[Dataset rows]
※ ※ ※

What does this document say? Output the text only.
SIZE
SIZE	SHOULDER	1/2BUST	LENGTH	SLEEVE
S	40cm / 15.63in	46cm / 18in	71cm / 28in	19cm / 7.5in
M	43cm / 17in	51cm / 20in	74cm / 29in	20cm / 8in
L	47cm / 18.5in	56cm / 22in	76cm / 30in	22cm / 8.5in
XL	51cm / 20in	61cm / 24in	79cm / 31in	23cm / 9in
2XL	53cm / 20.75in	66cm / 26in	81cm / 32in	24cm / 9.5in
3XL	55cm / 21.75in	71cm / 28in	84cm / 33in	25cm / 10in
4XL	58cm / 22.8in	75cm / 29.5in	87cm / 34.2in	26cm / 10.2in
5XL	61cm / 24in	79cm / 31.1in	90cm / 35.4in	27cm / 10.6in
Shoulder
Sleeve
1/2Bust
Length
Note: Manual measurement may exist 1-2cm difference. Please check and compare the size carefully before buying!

※ ※ ※

### Work required
Give back the data above exactly as it appears.

### Complete response
What does this document say? Output the text only.
SIZE
SIZE	SHOULDER	1/2BUST	LENGTH	SLEEVE
S	40cm / 15.63in	46cm / 18in	71cm / 28in	19cm / 7.5in
M	43cm / 17in	51cm / 20in	74cm / 29in	20cm / 8in
L	47cm / 18.5in	56cm / 22in	76cm / 30in	22cm / 8.5in
XL	51cm / 20in	61cm / 24in	79cm / 31in	23cm / 9in
2XL	53cm / 20.75in	66cm / 26in	81cm / 32in	24cm / 9.5in
3XL	55cm / 21.75in	71cm / 28in	84cm / 33in	25cm / 10in
4XL	58cm / 22.8in	75cm / 29.5in	87cm / 34.2in	26cm / 10.2in
5XL	61cm / 24in	79cm / 31.1in	90cm / 35.4in	27cm / 10.6in
Shoulder
Sleeve
1/2Bust
Length
Note: Manual measurement may exist 1-2cm difference. Please check and compare the size carefully before buying!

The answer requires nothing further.